*Task details*
Give an exact transcription of every line, dropping the images.

— start Dataset records —

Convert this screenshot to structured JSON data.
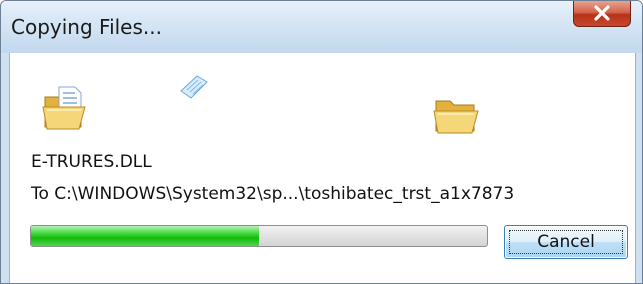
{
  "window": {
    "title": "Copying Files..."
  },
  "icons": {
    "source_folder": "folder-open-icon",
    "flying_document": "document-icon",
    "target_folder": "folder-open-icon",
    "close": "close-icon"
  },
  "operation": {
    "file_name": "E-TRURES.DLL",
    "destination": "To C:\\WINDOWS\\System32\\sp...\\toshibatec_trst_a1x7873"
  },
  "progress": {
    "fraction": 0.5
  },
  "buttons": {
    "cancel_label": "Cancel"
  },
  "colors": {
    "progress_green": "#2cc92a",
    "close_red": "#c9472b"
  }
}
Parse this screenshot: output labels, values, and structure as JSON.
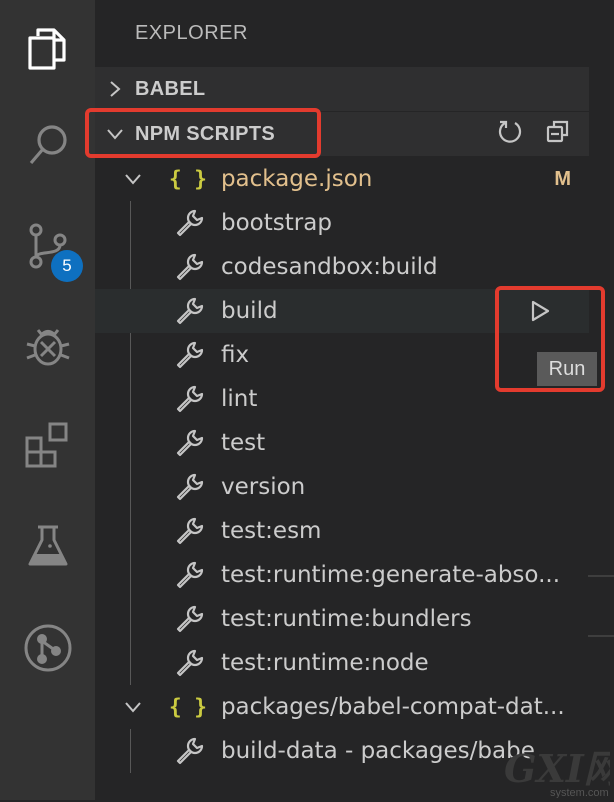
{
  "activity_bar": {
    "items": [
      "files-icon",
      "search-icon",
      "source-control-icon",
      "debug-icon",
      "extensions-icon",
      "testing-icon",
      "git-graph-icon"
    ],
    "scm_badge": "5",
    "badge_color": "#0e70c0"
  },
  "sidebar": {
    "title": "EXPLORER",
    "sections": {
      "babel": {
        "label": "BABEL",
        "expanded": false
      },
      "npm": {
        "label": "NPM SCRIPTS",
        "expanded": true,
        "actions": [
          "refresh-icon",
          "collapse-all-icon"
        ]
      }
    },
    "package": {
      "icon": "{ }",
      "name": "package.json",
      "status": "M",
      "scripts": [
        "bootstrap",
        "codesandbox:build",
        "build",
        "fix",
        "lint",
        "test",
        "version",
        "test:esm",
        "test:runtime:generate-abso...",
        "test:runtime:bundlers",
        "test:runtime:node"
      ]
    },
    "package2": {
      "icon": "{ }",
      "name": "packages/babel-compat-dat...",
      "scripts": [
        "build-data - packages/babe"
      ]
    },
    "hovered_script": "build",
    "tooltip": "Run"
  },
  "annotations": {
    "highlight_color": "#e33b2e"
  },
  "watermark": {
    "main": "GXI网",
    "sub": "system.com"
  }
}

— end Dataset records —

*Expected output*
Convert this screenshot to structured JSON data.
{
  "window": {
    "title": "Copying Files..."
  },
  "icons": {
    "source_folder": "folder-open-icon",
    "flying_document": "document-icon",
    "target_folder": "folder-open-icon",
    "close": "close-icon"
  },
  "operation": {
    "file_name": "E-TRURES.DLL",
    "destination": "To C:\\WINDOWS\\System32\\sp...\\toshibatec_trst_a1x7873"
  },
  "progress": {
    "fraction": 0.5
  },
  "buttons": {
    "cancel_label": "Cancel"
  },
  "colors": {
    "progress_green": "#2cc92a",
    "close_red": "#c9472b"
  }
}
Parse this screenshot: output labels, values, and structure as JSON.
{
  "activity_bar": {
    "items": [
      "files-icon",
      "search-icon",
      "source-control-icon",
      "debug-icon",
      "extensions-icon",
      "testing-icon",
      "git-graph-icon"
    ],
    "scm_badge": "5",
    "badge_color": "#0e70c0"
  },
  "sidebar": {
    "title": "EXPLORER",
    "sections": {
      "babel": {
        "label": "BABEL",
        "expanded": false
      },
      "npm": {
        "label": "NPM SCRIPTS",
        "expanded": true,
        "actions": [
          "refresh-icon",
          "collapse-all-icon"
        ]
      }
    },
    "package": {
      "icon": "{ }",
      "name": "package.json",
      "status": "M",
      "scripts": [
        "bootstrap",
        "codesandbox:build",
        "build",
        "fix",
        "lint",
        "test",
        "version",
        "test:esm",
        "test:runtime:generate-abso...",
        "test:runtime:bundlers",
        "test:runtime:node"
      ]
    },
    "package2": {
      "icon": "{ }",
      "name": "packages/babel-compat-dat...",
      "scripts": [
        "build-data - packages/babe"
      ]
    },
    "hovered_script": "build",
    "tooltip": "Run"
  },
  "annotations": {
    "highlight_color": "#e33b2e"
  },
  "watermark": {
    "main": "GXI网",
    "sub": "system.com"
  }
}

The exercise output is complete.